start Entries provided
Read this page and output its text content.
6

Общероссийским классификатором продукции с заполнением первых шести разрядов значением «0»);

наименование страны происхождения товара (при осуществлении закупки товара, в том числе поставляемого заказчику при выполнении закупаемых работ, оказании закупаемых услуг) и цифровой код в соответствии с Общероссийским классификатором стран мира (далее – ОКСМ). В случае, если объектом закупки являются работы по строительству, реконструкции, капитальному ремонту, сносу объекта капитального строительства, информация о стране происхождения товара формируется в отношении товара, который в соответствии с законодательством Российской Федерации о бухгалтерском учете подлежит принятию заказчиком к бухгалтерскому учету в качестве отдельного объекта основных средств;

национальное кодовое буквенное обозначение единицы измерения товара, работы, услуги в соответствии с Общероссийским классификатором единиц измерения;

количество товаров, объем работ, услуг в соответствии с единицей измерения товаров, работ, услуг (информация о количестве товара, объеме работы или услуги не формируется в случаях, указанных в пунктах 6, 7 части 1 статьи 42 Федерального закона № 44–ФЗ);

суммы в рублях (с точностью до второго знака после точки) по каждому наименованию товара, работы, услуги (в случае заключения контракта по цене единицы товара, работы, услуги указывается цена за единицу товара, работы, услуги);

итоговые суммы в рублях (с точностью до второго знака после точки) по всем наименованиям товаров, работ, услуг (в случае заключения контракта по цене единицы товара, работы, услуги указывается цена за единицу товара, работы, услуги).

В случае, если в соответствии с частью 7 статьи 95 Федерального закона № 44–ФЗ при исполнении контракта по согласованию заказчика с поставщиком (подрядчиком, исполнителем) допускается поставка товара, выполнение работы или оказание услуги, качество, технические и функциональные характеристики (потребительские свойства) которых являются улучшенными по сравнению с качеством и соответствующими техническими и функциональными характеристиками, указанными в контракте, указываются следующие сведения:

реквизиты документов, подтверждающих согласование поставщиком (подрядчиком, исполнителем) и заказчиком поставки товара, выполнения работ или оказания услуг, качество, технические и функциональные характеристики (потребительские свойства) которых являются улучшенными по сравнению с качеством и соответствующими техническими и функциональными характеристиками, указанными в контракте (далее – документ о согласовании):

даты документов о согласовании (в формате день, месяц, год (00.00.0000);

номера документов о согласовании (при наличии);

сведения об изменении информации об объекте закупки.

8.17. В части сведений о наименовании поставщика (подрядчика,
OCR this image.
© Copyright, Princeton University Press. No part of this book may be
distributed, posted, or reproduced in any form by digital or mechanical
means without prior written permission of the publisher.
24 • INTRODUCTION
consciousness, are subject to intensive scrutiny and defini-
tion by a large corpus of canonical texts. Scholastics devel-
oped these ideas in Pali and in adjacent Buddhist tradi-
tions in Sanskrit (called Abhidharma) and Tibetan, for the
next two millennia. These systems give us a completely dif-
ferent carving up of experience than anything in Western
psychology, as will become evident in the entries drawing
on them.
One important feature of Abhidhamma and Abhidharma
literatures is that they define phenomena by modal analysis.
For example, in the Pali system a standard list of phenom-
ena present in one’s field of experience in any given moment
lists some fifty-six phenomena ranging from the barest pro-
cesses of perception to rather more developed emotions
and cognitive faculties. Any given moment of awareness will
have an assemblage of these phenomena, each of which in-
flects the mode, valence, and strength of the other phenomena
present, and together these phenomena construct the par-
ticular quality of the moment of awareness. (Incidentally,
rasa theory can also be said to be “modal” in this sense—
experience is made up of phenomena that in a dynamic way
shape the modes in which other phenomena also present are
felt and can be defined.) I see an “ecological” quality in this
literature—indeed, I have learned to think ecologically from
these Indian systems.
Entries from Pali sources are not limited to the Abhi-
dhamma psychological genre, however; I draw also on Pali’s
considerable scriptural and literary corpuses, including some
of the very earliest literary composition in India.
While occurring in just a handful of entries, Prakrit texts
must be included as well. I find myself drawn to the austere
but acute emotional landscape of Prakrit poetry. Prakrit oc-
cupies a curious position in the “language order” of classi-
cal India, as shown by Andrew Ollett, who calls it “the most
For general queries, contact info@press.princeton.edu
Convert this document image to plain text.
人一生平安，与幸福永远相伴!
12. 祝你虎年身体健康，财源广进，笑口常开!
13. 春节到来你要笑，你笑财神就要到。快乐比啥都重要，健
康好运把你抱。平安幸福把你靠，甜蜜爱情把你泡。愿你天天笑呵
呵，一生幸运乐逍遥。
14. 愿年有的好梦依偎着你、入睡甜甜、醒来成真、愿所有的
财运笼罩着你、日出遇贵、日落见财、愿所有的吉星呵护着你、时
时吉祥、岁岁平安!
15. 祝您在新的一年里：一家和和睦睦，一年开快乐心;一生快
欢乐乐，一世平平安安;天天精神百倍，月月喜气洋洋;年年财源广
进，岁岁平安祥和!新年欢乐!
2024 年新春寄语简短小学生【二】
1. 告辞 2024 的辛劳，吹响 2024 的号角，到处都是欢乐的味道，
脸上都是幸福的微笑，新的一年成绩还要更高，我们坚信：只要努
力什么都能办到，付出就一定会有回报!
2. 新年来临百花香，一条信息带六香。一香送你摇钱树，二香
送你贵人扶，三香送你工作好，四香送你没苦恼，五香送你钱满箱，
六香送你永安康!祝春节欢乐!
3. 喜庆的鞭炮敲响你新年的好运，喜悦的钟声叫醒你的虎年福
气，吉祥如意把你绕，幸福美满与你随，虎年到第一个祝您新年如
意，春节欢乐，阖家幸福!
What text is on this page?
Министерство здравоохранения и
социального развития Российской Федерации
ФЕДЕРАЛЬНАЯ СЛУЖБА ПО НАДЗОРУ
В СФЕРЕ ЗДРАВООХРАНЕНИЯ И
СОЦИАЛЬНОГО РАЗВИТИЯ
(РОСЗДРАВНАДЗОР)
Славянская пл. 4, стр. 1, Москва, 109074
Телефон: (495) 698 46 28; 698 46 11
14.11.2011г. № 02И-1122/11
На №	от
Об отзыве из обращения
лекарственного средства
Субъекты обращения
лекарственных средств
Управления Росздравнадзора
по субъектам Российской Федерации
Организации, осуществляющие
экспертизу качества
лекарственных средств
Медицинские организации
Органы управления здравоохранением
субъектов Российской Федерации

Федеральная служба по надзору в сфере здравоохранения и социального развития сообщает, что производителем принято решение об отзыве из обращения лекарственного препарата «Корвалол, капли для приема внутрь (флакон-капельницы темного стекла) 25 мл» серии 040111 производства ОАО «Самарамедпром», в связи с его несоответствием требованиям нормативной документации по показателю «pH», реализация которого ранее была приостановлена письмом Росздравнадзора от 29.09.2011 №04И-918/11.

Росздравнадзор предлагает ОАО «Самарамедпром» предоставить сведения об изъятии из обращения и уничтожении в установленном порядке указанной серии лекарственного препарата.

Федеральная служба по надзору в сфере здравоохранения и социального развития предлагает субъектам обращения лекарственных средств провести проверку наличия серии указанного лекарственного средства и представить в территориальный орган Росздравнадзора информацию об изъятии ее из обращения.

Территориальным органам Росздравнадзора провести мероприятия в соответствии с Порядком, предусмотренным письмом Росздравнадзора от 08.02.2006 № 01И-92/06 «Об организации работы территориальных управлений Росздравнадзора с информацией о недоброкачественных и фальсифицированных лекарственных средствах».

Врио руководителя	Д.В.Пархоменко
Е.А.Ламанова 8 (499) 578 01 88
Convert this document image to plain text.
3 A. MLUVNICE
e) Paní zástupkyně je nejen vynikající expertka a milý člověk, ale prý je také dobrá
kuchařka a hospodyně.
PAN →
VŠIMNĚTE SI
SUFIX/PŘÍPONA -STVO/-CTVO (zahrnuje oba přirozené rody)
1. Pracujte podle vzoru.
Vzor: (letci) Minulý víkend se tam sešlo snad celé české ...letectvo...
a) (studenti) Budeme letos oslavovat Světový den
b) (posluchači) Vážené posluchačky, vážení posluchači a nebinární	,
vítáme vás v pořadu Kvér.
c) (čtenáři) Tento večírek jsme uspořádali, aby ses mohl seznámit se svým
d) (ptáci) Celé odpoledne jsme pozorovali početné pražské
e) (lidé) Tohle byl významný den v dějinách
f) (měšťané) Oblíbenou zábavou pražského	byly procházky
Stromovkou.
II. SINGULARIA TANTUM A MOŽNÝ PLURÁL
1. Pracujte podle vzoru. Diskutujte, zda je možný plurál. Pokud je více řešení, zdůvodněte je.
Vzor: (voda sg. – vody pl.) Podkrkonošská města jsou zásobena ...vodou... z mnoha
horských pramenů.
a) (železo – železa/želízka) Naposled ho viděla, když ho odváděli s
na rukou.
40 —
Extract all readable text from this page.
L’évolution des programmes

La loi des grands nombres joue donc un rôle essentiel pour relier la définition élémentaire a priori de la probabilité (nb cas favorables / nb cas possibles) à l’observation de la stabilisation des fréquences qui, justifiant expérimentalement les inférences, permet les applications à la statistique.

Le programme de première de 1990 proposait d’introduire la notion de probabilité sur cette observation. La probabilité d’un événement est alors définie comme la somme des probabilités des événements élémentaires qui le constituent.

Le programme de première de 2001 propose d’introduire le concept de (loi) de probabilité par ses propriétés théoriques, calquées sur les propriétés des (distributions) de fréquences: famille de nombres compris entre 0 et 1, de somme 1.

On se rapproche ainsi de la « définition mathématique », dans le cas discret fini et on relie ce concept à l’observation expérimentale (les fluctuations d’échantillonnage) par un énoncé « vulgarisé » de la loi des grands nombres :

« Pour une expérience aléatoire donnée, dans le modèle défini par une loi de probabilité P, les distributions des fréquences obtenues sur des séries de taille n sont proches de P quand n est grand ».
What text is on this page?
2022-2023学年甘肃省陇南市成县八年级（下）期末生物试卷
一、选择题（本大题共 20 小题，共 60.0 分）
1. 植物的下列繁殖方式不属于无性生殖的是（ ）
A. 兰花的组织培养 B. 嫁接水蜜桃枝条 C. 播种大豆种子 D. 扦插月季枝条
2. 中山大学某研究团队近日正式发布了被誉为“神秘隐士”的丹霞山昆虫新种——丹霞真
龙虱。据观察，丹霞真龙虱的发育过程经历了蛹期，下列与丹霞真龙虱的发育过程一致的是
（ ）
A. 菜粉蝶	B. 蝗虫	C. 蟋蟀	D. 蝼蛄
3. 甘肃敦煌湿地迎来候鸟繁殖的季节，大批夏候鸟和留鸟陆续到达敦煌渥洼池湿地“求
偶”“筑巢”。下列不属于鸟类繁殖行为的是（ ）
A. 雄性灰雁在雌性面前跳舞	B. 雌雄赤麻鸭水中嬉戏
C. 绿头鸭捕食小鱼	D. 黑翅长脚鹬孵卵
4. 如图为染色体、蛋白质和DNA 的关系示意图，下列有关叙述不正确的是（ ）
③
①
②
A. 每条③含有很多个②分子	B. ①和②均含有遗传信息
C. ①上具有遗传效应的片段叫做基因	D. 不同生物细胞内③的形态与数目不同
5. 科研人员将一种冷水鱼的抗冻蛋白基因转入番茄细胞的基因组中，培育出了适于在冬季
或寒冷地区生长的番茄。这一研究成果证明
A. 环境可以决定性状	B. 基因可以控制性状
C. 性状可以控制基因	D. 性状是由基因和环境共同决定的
end Entries provided
Which lines of the material contain the string "other"? List each of them.

Exercise solution
flects the mode, valence, and strength of the other phenomena
shape the modes in which other phenomena also present are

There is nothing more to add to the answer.